Written exercise:
Pull every "import" line out of the data below.

Dataset records:
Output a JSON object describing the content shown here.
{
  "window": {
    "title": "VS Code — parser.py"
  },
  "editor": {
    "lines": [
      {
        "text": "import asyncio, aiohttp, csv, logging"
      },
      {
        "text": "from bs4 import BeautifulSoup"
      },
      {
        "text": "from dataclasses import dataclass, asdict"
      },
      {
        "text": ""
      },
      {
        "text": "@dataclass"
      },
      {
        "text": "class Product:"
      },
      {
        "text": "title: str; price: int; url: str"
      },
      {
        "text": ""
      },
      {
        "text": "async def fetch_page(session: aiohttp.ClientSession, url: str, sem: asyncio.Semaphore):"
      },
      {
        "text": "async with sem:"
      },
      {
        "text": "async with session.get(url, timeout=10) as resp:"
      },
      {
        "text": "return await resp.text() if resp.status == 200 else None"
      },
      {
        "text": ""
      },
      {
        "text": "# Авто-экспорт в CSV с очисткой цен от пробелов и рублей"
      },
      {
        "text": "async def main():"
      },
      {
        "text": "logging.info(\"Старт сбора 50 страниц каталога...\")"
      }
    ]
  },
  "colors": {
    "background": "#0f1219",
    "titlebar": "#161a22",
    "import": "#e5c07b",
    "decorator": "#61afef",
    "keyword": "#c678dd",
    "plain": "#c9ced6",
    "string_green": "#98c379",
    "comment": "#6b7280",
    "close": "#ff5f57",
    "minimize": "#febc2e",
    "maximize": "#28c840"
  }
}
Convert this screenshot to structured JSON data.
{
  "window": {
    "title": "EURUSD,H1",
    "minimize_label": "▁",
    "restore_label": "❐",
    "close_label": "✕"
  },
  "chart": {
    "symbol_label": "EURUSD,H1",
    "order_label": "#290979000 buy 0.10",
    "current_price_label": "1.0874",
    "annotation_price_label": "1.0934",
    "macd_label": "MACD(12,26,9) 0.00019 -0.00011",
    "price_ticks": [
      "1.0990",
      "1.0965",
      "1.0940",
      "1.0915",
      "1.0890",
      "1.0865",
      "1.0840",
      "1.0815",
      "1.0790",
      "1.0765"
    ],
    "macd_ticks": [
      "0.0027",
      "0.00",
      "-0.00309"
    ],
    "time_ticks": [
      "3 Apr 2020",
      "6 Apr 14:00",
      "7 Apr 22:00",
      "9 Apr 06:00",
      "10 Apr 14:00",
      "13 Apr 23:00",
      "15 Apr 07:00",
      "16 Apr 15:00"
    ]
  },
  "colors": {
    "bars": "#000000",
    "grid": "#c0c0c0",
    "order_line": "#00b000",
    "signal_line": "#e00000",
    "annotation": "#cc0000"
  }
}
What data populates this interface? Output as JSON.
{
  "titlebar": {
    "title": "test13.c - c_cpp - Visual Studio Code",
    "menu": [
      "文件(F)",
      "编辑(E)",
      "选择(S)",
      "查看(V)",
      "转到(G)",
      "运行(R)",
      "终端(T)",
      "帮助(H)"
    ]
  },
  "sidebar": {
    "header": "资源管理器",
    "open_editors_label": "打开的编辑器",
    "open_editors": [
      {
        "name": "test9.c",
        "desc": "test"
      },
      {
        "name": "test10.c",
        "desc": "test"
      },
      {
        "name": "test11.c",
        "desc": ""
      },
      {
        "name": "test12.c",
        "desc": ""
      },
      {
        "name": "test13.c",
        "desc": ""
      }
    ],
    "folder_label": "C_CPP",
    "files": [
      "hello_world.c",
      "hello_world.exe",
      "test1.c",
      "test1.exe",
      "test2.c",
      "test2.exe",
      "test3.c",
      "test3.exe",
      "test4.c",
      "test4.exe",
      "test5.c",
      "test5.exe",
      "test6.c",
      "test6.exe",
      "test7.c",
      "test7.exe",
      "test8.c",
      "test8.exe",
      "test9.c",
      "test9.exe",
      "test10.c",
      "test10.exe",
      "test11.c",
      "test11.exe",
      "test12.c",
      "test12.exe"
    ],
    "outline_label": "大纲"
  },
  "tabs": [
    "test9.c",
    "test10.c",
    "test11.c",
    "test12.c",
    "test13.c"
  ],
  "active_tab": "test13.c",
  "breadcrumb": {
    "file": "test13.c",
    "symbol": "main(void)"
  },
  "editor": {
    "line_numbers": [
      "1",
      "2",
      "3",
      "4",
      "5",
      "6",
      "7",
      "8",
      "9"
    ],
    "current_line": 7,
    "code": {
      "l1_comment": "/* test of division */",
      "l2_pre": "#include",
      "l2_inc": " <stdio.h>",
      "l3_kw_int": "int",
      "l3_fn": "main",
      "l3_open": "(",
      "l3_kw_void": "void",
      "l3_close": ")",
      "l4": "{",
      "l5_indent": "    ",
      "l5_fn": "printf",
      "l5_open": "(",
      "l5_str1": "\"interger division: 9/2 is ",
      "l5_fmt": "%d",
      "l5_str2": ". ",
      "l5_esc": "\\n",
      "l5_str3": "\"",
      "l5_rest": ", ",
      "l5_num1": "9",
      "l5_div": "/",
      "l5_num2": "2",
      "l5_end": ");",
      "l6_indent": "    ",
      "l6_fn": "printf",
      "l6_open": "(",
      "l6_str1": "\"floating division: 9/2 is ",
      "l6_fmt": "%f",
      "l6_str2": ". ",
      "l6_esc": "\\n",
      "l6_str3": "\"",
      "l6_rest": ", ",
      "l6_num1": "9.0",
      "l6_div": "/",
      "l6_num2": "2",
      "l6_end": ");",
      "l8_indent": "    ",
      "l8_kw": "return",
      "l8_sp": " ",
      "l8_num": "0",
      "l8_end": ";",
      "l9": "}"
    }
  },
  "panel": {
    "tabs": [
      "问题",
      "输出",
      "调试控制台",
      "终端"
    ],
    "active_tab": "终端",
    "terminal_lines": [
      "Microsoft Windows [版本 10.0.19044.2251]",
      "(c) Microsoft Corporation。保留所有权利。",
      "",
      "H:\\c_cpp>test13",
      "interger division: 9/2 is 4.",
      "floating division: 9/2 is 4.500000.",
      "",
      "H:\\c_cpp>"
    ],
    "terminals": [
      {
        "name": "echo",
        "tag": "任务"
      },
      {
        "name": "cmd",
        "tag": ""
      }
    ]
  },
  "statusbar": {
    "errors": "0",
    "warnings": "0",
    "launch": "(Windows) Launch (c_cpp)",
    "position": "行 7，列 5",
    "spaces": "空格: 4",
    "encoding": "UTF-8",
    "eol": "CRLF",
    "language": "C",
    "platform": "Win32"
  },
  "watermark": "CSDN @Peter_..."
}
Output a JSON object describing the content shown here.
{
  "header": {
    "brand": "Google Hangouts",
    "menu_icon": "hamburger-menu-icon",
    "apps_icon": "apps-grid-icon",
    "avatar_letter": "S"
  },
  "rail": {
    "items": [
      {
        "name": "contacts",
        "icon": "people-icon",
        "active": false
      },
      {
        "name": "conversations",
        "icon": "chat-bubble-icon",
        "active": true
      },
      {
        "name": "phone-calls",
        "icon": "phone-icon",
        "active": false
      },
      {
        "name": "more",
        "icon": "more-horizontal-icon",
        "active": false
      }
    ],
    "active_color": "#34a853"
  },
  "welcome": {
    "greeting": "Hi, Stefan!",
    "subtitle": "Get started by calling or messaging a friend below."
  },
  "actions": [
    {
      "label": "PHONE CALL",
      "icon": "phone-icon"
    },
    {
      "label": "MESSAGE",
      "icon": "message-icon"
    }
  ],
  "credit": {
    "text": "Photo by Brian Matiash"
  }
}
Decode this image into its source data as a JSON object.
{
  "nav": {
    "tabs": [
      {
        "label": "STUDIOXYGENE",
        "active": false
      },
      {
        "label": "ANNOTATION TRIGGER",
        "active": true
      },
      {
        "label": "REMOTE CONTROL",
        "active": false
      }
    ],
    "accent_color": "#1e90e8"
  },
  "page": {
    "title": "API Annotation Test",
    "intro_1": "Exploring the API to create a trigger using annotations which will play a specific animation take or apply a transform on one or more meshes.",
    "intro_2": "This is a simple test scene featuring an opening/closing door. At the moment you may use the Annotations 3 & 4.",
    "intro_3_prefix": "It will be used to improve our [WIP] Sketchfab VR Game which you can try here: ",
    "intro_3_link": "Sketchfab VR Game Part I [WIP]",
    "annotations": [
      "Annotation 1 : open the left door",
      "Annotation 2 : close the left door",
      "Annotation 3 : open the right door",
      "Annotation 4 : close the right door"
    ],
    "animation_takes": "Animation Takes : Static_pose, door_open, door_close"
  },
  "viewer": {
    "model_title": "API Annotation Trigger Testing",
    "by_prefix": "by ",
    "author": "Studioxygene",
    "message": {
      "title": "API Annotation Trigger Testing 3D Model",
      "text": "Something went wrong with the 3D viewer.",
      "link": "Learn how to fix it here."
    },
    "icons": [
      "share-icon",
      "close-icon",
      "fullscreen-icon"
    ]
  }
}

Final result:
        "text": "import asyncio, aiohttp, csv, logging"
        "text": "from bs4 import BeautifulSoup"
        "text": "from dataclasses import dataclass, asdict"
    "import": "#e5c07b",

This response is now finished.